# TASK DATA start

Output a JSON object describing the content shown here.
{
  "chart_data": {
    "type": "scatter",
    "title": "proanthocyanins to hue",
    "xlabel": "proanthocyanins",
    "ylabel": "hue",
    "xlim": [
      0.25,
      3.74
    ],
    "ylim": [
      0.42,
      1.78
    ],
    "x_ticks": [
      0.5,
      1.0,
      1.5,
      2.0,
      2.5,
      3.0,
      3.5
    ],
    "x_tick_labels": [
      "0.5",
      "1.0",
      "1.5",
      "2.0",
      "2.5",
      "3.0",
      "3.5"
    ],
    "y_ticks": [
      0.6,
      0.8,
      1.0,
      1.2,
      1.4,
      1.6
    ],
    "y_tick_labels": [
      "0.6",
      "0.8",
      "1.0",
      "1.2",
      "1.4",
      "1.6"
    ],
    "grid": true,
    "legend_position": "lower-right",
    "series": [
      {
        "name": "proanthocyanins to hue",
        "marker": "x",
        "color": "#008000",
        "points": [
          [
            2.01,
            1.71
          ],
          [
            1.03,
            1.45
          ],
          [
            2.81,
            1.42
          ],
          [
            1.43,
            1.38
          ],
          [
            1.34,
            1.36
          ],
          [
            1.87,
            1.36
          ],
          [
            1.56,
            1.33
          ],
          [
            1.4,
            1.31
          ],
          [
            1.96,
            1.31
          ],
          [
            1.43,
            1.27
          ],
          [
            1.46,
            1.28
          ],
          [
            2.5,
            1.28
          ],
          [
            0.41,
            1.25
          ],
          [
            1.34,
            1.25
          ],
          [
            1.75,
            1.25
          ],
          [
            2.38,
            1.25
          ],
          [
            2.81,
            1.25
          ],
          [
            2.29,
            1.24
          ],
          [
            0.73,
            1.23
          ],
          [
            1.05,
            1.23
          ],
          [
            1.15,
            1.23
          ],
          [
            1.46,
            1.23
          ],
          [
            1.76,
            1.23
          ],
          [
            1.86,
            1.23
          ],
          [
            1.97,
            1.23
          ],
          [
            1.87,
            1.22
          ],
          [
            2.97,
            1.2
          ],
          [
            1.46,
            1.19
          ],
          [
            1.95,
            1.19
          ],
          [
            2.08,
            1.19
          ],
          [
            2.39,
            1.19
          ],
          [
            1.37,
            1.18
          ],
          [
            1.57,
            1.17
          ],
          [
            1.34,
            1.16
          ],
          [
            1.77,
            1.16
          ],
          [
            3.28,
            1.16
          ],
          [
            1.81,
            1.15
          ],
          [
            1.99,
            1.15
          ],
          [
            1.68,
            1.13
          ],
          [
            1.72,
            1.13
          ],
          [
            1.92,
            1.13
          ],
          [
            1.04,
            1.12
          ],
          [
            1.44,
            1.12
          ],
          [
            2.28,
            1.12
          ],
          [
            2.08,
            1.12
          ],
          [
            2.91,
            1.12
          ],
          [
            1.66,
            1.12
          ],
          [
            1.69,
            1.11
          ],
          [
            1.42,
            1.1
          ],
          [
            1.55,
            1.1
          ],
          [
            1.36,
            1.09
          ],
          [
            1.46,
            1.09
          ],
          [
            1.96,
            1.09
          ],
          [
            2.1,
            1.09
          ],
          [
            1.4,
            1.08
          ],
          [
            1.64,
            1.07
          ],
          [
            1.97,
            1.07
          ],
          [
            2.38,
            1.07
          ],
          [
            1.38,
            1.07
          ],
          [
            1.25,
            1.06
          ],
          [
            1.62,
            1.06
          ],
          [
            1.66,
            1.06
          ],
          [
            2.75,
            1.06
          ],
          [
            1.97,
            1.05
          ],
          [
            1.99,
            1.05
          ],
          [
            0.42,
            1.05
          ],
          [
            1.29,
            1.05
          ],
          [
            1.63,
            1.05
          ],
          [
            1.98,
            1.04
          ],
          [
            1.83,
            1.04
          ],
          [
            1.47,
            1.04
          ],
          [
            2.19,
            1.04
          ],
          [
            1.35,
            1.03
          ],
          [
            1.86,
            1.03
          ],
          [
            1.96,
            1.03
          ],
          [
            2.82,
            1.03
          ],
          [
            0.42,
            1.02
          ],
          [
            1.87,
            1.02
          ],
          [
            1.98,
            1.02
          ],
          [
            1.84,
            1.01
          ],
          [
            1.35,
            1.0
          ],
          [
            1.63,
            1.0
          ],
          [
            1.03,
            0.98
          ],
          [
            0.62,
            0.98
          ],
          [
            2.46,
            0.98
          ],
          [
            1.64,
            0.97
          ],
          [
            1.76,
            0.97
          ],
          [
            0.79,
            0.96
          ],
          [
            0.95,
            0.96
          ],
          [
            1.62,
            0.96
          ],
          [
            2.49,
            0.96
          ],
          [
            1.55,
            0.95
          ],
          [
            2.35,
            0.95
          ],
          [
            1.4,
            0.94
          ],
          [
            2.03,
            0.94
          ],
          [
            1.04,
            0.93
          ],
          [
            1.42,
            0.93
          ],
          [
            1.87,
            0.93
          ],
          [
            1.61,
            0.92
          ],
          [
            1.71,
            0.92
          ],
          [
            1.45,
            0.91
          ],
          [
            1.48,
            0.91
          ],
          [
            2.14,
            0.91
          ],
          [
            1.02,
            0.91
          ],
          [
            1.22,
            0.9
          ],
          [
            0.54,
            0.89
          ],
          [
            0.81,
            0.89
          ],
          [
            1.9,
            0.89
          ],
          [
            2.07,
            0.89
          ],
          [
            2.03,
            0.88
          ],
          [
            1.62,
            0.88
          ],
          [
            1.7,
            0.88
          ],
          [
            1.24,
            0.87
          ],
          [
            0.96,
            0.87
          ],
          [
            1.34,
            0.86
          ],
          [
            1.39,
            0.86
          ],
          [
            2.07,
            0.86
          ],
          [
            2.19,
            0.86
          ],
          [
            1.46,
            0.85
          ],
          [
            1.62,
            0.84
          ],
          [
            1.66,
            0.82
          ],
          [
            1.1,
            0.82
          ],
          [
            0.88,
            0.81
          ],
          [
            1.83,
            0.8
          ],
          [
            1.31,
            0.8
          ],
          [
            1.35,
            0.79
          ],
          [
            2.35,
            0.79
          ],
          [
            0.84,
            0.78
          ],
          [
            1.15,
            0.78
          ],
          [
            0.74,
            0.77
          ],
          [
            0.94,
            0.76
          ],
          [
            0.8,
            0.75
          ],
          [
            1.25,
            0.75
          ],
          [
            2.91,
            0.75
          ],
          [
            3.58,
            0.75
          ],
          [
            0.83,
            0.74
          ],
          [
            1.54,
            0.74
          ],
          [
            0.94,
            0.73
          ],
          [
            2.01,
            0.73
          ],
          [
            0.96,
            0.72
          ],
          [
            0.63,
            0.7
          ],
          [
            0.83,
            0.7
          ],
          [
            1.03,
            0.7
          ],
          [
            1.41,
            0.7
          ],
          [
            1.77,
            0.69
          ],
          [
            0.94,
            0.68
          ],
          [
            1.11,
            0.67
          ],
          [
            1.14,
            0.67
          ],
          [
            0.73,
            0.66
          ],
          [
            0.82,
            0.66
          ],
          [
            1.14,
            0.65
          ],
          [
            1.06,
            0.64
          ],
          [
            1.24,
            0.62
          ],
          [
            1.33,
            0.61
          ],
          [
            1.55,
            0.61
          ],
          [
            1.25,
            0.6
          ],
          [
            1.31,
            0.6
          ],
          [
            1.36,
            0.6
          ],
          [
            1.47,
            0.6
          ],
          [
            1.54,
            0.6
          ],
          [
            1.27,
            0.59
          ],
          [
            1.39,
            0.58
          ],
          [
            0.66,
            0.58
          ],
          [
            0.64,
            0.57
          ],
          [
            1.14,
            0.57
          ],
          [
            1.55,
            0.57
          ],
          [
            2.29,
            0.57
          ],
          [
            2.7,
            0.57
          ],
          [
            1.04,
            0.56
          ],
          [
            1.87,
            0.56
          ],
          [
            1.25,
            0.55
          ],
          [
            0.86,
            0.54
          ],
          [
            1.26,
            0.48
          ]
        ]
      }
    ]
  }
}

# TASK DATA end

SET EXERCISE: Where a line holds the string "proanthocyanins", copy that line.

FULL ANSWER:
    "title": "proanthocyanins to hue",
    "xlabel": "proanthocyanins",
        "name": "proanthocyanins to hue",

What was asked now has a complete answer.